▶ [GOALS]:
A. Please list every type of UFB named in the film boiling passage, together with its reference label.
B. Answer these questions on the film boiling passage, one line each:
(i) What is vaporized as a new air bubble to become the first UFB 11A?
(ii) When does the film boiling bubble 13 reach its maximum volume?
(iii) What is the depressurized region extremely close to the shrinking film boiling bubble 13 called in the drawings?
C. Carry the film boiling passage forward from its last sentence.

▶ [PAGE]:
__________________________________________________

FIG. 7C illustrates the state where the film boiling bubble 13 is expanded. Even after the voltage pulse application to the heating element 10, the film boiling bubble 13 continues expansion by the inertia of the force obtained from the generation thereof, and the not-yet-bubbling high temperature region 14 is also moved and spread by the inertia. Specifically, in the process of the expansion of the film boiling bubble 13, the gas-dissolved liquid 3 within the not-yet-bubbling high temperature region 14 is vaporized as a new air bubble and becomes the first UFB 11A.

FIG. 7D illustrates the state where the film boiling bubble 13 has the maximum volume. As the film boiling bubble 13 is expanded by the inertia, the negative pressure inside the film boiling bubble 13 is gradually increased along with the expansion, and the negative pressure acts to shrink the film boiling bubble 13. At a time point when the negative pressure and the inertial force are balanced, the volume of the film boiling bubble 13 becomes the maximum, and then the shrinkage is started.

In the shrinking stage of the film boiling bubble 13, there are UFBs generated by the processes illustrated in FIGS. 8A to 8C (second UFBs 11B) and UFBs generated by the processes illustrated in FIGS. 9A to 9C (third UFBs 11C). It is considered that these two processes are made simultaneously.

FIGS. 8A to 8C are diagrams illustrating the states of generation of the UFBs 11 caused by the shrinkage of the film boiling bubble 13. FIG. 8A illustrates the state where the film boiling bubble 13 starts shrinking. Although the film boiling bubble 13 starts shrinking, the surrounding liquid W still has the inertial force in the expansion direction. Because of this, the inertial force acting in the direction of going away from the heating element 10 and the force going toward the heating element 10 caused by the shrinkage of the film boiling bubble 13 act in a surrounding region extremely close to the film boiling bubble 13, and the region is depressurized. The region is indicated in the drawings as a not-yet-bubbling negative pressure region 15.

__________________________________________________

▶ [INFORMATION GIVEN]:
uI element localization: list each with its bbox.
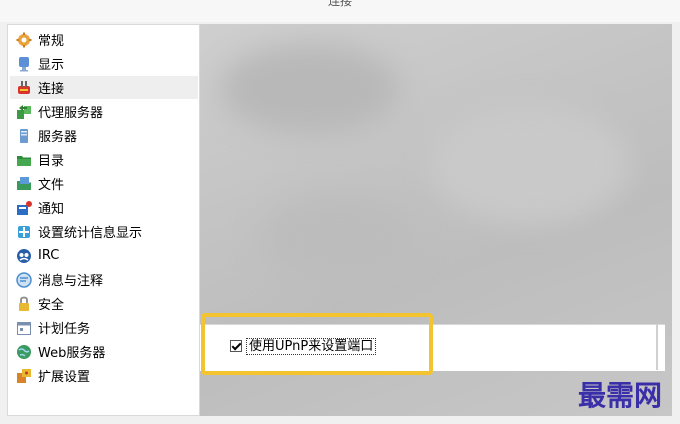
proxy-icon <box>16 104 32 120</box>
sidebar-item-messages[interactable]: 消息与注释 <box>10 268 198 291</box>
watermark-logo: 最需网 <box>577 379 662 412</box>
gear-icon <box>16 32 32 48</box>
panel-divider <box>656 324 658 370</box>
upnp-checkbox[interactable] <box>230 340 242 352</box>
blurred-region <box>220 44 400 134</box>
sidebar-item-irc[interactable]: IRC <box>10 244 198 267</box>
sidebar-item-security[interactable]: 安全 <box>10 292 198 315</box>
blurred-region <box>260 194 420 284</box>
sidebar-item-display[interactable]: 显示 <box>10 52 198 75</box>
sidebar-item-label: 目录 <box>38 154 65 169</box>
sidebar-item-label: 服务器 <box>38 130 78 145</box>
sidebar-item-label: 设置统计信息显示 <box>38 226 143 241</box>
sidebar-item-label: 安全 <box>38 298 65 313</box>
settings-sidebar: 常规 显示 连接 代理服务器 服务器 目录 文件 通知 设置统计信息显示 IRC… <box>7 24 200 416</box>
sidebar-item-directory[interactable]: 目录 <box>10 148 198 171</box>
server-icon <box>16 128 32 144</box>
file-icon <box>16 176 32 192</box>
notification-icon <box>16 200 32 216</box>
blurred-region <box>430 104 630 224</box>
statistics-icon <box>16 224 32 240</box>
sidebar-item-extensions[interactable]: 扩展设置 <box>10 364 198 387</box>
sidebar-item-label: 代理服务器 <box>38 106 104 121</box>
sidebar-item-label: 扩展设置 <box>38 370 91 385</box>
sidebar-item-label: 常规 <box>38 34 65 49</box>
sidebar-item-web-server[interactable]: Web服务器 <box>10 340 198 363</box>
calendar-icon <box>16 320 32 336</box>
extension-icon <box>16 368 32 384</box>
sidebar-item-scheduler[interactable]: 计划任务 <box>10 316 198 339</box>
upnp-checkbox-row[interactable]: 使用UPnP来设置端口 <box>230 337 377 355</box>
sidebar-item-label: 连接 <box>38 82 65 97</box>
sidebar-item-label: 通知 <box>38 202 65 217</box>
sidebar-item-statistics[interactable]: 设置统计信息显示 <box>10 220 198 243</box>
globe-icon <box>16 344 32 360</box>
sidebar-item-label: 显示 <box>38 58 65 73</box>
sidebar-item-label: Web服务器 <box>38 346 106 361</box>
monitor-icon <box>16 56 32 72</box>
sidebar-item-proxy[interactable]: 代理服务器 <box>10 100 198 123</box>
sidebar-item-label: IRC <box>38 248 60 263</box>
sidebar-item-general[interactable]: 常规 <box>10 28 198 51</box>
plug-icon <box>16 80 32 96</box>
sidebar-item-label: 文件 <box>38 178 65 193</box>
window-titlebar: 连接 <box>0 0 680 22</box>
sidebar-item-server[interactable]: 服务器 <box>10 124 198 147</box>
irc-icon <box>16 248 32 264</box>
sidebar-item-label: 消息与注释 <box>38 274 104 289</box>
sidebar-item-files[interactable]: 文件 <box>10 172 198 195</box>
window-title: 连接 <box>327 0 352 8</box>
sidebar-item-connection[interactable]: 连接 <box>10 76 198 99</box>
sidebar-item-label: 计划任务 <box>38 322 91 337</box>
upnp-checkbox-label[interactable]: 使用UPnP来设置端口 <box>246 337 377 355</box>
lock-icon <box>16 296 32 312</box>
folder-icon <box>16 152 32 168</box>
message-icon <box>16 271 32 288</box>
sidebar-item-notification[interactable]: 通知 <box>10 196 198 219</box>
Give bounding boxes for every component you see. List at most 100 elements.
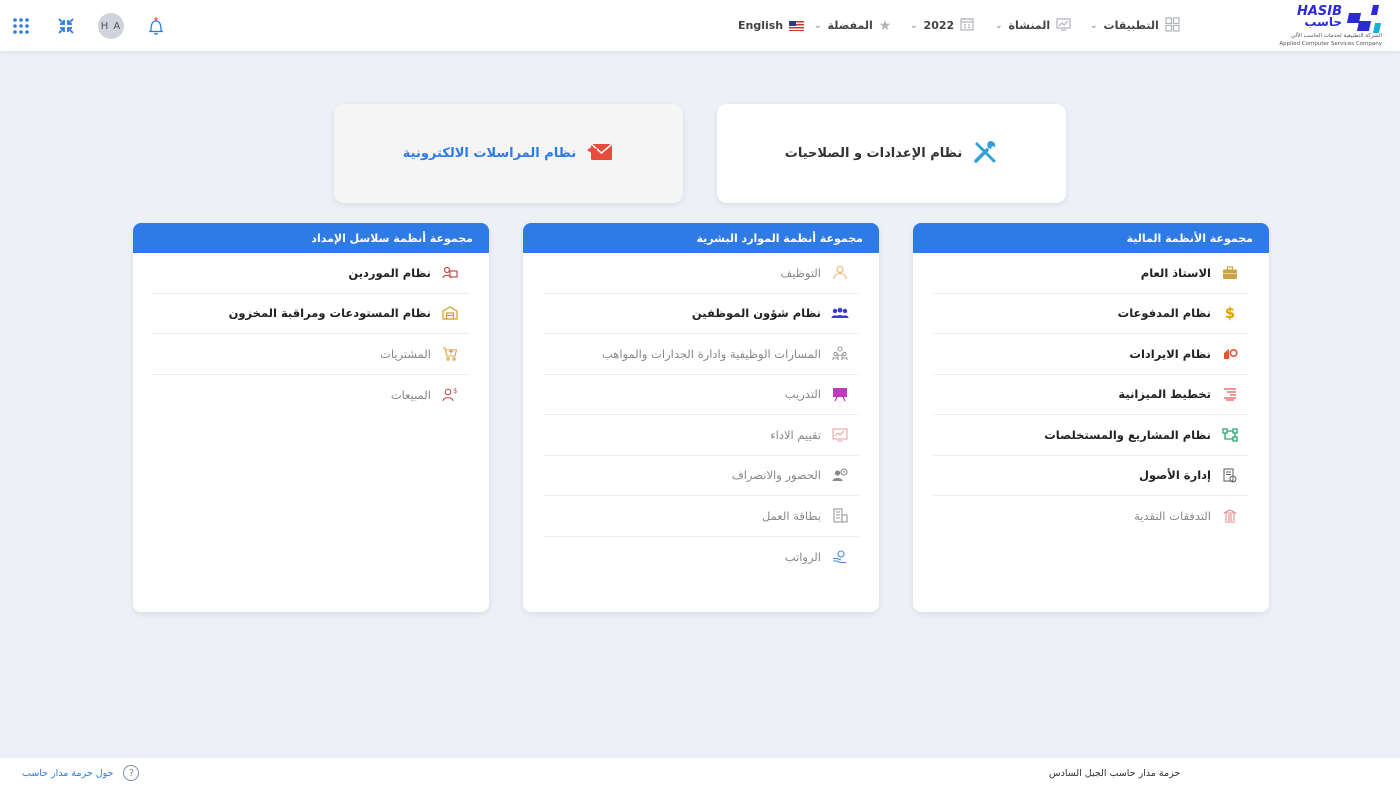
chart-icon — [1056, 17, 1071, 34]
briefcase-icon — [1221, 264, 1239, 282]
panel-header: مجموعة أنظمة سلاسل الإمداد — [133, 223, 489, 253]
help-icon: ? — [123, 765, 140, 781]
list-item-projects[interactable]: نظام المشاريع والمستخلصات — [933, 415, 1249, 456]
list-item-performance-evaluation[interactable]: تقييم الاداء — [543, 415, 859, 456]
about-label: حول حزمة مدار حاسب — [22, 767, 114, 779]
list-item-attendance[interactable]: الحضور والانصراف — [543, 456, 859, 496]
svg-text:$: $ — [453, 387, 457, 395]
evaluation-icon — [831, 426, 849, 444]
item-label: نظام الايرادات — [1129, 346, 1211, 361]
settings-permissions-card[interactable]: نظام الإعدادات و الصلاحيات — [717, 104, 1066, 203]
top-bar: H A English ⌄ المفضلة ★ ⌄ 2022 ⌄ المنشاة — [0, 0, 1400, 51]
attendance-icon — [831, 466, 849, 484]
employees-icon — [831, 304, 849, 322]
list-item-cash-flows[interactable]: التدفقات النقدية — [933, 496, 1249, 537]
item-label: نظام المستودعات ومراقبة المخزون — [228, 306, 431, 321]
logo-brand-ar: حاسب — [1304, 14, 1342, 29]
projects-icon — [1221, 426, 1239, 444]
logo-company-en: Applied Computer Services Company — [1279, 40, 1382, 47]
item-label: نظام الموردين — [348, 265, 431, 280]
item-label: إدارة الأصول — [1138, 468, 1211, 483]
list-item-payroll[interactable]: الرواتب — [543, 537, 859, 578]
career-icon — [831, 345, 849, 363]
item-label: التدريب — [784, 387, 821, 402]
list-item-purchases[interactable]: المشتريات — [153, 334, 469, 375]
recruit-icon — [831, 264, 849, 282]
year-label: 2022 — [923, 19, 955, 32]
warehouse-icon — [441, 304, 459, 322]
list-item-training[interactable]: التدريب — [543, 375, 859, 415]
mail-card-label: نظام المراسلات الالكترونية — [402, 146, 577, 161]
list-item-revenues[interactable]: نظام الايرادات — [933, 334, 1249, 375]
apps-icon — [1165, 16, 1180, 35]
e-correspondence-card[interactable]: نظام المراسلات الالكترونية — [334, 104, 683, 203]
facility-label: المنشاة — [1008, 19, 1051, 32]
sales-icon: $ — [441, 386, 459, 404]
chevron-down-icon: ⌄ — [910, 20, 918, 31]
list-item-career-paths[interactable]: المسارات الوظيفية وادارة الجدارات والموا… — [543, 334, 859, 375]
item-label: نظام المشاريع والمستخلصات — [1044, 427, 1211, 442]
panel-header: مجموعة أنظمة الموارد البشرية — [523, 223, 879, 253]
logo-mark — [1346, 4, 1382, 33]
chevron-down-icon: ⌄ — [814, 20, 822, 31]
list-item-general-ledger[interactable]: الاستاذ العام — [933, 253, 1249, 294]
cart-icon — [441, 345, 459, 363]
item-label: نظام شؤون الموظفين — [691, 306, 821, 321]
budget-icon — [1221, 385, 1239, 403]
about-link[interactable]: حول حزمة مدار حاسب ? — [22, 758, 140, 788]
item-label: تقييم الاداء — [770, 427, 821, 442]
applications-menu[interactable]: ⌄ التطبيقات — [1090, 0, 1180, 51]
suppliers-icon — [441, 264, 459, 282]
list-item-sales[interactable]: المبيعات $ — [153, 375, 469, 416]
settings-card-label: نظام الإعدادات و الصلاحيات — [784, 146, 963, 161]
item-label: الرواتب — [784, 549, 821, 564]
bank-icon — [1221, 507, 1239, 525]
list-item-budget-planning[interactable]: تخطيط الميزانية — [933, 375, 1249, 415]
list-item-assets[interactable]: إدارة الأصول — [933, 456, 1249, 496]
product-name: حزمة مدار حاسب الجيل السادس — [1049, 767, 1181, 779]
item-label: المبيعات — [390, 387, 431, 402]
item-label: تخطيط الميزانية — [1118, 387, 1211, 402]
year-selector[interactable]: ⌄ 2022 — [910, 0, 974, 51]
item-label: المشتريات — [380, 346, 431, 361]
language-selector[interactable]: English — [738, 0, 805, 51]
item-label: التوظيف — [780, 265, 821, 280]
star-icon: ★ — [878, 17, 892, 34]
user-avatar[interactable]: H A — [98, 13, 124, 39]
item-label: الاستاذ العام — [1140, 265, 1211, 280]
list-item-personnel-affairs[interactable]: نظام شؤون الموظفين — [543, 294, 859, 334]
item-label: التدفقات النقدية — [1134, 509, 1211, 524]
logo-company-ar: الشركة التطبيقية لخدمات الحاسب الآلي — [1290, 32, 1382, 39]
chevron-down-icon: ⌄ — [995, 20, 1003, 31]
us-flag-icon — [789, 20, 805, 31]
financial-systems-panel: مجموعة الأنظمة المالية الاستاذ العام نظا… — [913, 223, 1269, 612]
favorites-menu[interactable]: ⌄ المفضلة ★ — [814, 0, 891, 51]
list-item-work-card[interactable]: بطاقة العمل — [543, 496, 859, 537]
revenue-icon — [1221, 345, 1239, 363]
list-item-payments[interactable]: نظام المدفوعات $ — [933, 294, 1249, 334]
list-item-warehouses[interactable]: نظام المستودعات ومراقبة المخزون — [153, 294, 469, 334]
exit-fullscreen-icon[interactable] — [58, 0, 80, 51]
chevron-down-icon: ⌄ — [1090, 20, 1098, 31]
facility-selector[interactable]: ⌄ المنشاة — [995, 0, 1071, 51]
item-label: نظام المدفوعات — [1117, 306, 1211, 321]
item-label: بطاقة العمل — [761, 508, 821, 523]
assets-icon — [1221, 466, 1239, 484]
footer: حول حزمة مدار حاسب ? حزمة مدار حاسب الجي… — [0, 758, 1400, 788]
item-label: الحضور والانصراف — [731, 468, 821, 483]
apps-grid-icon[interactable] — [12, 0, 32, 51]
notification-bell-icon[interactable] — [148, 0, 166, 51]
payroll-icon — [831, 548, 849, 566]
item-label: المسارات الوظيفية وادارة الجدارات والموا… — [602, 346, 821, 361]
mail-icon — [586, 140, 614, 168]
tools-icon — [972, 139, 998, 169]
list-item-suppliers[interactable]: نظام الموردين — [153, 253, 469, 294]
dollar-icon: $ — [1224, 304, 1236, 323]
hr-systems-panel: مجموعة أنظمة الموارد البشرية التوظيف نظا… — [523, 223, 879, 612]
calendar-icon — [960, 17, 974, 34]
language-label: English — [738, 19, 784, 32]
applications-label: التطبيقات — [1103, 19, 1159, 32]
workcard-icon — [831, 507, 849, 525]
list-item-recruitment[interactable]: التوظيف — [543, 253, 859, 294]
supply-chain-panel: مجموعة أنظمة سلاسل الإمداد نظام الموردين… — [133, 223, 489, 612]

__________________________________________________

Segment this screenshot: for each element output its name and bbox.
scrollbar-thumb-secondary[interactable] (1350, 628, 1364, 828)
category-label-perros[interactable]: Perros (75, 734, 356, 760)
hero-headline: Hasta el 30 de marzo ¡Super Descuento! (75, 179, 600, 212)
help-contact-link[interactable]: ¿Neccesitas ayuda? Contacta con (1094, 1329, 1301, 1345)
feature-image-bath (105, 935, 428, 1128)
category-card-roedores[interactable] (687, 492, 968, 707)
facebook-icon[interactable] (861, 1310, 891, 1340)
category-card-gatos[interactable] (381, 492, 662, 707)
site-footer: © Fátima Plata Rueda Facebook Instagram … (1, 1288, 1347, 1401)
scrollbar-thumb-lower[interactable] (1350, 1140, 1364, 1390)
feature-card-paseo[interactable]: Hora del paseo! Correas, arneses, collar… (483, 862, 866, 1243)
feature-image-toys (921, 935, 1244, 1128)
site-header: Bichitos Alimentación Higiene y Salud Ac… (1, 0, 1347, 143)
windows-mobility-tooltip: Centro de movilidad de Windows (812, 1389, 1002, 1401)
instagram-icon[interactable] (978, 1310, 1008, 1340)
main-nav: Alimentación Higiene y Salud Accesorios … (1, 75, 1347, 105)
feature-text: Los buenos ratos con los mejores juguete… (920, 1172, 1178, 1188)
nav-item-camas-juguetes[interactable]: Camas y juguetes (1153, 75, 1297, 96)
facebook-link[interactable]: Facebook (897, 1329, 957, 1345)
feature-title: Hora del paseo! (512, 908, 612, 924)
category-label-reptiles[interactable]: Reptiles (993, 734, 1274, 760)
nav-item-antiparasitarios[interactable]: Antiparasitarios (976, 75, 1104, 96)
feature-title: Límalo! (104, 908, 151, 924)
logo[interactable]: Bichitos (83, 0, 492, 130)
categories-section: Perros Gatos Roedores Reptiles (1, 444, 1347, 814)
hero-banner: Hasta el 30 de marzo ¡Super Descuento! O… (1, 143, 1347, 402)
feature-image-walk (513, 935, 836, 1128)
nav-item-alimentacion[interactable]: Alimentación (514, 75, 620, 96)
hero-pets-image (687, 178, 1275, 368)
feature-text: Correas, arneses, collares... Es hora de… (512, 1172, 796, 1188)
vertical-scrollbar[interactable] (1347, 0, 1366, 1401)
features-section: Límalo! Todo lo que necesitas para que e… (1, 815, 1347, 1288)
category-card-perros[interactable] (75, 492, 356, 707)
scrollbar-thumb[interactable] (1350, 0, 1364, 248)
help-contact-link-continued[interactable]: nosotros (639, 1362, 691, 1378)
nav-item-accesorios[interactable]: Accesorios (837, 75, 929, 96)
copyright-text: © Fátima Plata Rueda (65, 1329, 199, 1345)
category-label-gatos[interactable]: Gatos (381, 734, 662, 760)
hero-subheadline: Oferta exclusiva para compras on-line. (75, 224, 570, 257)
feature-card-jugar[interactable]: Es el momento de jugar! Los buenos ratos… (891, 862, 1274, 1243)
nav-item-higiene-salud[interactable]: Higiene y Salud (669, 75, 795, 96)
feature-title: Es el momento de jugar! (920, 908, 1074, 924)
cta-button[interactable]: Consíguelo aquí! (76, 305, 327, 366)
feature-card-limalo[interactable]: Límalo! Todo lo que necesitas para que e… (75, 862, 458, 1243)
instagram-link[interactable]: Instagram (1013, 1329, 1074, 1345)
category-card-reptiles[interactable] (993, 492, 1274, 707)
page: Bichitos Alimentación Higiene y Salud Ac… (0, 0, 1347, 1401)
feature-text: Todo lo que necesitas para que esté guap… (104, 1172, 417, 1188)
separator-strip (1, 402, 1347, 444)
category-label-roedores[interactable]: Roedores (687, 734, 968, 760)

__________________________________________________

▶ [THE ANSWERS]:
A.
First UFB 11A
Second UFBs 11B
Third UFBs 11C

B.
(i) The gas-dissolved liquid 3 within the not-yet-bubbling high temperature region 14.
(ii) At the time point when the negative pressure and the inertial force are balanced.
(iii) The not-yet-bubbling negative pressure region 15.

C.
The gas-dissolved liquid 3 within the not-yet-bubbling negative pressure region 15 exceeds the pressure dissolution limit and is vaporized to become an air bubble. The thus-vaporized air bubbles have diameters of about 100 nm and thereafter float independently in the liquid W without disappearing in a short time. In this embodiment, the air bubbles vaporized by the pressure action during the shrinkage of the film boiling bubble 13 are called the second UFBs 11B.

FIG. 8B illustrates a process of the shrinkage of the film boiling bubble 13. The shrinking speed of the film boiling bubble 13 is accelerated by the negative pressure, and the not-yet-bubbling negative pressure region 15 is also moved along with the shrinkage of the film boiling bubble 13. Specifically, in the process of the shrinkage of the film boiling bubble 13, the gas-dissolved liquids 3 within a part over the not-yet-bubbling negative pressure region 15 are precipitated one after another and become the second UFBs 11B.

FIG. 8C illustrates the state immediately before the disappearance of the film boiling bubble 13. Although the moving speed of the surrounding liquid W is also increased by the accelerated shrinkage of the film boiling bubble 13, a pressure loss occurs due to a flow passage resistance in the chamber 301. As a result, the region occupied by the not-yet-bubbling negative pressure region 15 is further increased, and a number of the second UFBs 11B are generated.

FIGS. 9A to 9C are diagrams illustrating the states of generation of the UFBs by reheating of the liquid W during the shrinkage of the film boiling bubble 13. FIG. 9A illustrates the state where the surface of the heating element 10 is covered with the shrinking film boiling bubble 13.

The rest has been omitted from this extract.